§ Short task
Give an exact copy of every line, leaving images out.

§ The input

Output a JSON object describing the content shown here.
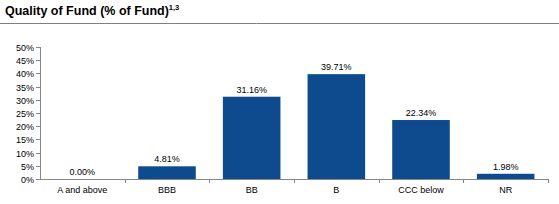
{
  "chart_data": {
    "type": "bar",
    "title": "Quality of Fund (% of Fund)",
    "annotations": [
      "1,3"
    ],
    "categories": [
      "A and above",
      "BBB",
      "BB",
      "B",
      "CCC below",
      "NR"
    ],
    "values": [
      0,
      4.81,
      31.16,
      39.71,
      22.34,
      1.98
    ],
    "value_labels": [
      "0.00%",
      "4.81%",
      "31.16%",
      "39.71%",
      "22.34%",
      "1.98%"
    ],
    "data_labels": true,
    "color": "#0e4a8e",
    "ylim": [
      0,
      50
    ],
    "yticks": [
      {
        "value": 0,
        "label": "0%"
      },
      {
        "value": 5,
        "label": "5%"
      },
      {
        "value": 10,
        "label": "10%"
      },
      {
        "value": 15,
        "label": "15%"
      },
      {
        "value": 20,
        "label": "20%"
      },
      {
        "value": 25,
        "label": "25%"
      },
      {
        "value": 30,
        "label": "30%"
      },
      {
        "value": 35,
        "label": "35%"
      },
      {
        "value": 40,
        "label": "40%"
      },
      {
        "value": 45,
        "label": "45%"
      },
      {
        "value": 50,
        "label": "50%"
      }
    ],
    "grid": false
  }
}
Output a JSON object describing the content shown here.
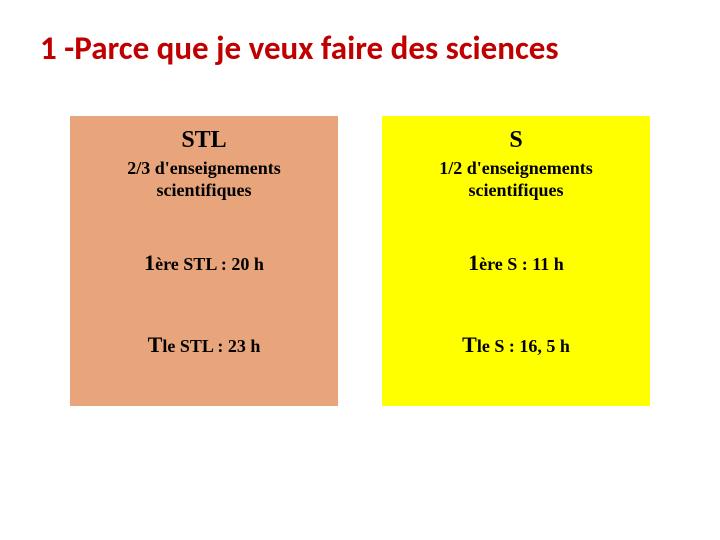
{
  "title": {
    "text": "1 -Parce que je veux faire des sciences",
    "color": "#c00000"
  },
  "columns": {
    "left": {
      "bg": "#e8a47a",
      "heading": "STL",
      "sub": "2/3 d'enseignements scientifiques",
      "row1_big": "1",
      "row1_rest": "ère STL : 20 h",
      "row2_big": "T",
      "row2_rest": "le STL : 23 h"
    },
    "right": {
      "bg": "#ffff00",
      "heading": "S",
      "sub": "1/2 d'enseignements scientifiques",
      "row1_big": "1",
      "row1_rest": "ère S : 11 h",
      "row2_big": "T",
      "row2_rest": "le S : 16, 5 h"
    }
  }
}
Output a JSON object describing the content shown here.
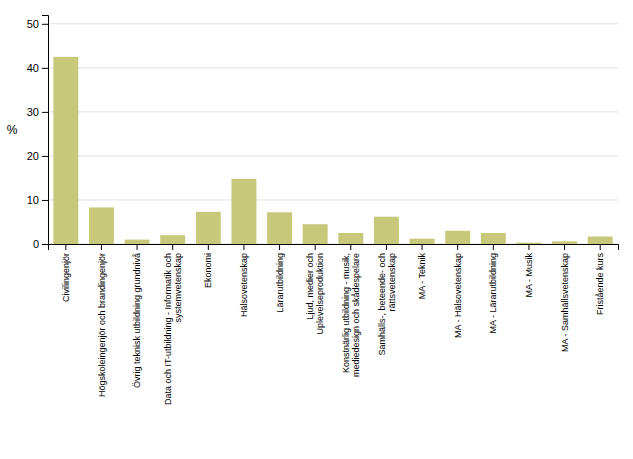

§ Answer to the exercise
Output a JSON object describing the content shown here.
{
  "chart_data": {
    "type": "bar",
    "title": "Quality of Fund (% of Fund)",
    "annotations": [
      "1,3"
    ],
    "categories": [
      "A and above",
      "BBB",
      "BB",
      "B",
      "CCC below",
      "NR"
    ],
    "values": [
      0,
      4.81,
      31.16,
      39.71,
      22.34,
      1.98
    ],
    "value_labels": [
      "0.00%",
      "4.81%",
      "31.16%",
      "39.71%",
      "22.34%",
      "1.98%"
    ],
    "data_labels": true,
    "color": "#0e4a8e",
    "ylim": [
      0,
      50
    ],
    "yticks": [
      {
        "value": 0,
        "label": "0%"
      },
      {
        "value": 5,
        "label": "5%"
      },
      {
        "value": 10,
        "label": "10%"
      },
      {
        "value": 15,
        "label": "15%"
      },
      {
        "value": 20,
        "label": "20%"
      },
      {
        "value": 25,
        "label": "25%"
      },
      {
        "value": 30,
        "label": "30%"
      },
      {
        "value": 35,
        "label": "35%"
      },
      {
        "value": 40,
        "label": "40%"
      },
      {
        "value": 45,
        "label": "45%"
      },
      {
        "value": 50,
        "label": "50%"
      }
    ],
    "grid": false
  }
}
Output a JSON object describing the content shown here.
{
  "title": {
    "text": "1 -Parce que je veux faire des sciences",
    "color": "#c00000"
  },
  "columns": {
    "left": {
      "bg": "#e8a47a",
      "heading": "STL",
      "sub": "2/3 d'enseignements scientifiques",
      "row1_big": "1",
      "row1_rest": "ère STL : 20 h",
      "row2_big": "T",
      "row2_rest": "le STL : 23 h"
    },
    "right": {
      "bg": "#ffff00",
      "heading": "S",
      "sub": "1/2 d'enseignements scientifiques",
      "row1_big": "1",
      "row1_rest": "ère S : 11 h",
      "row2_big": "T",
      "row2_rest": "le S : 16, 5 h"
    }
  }
}
Output a JSON object describing the content shown here.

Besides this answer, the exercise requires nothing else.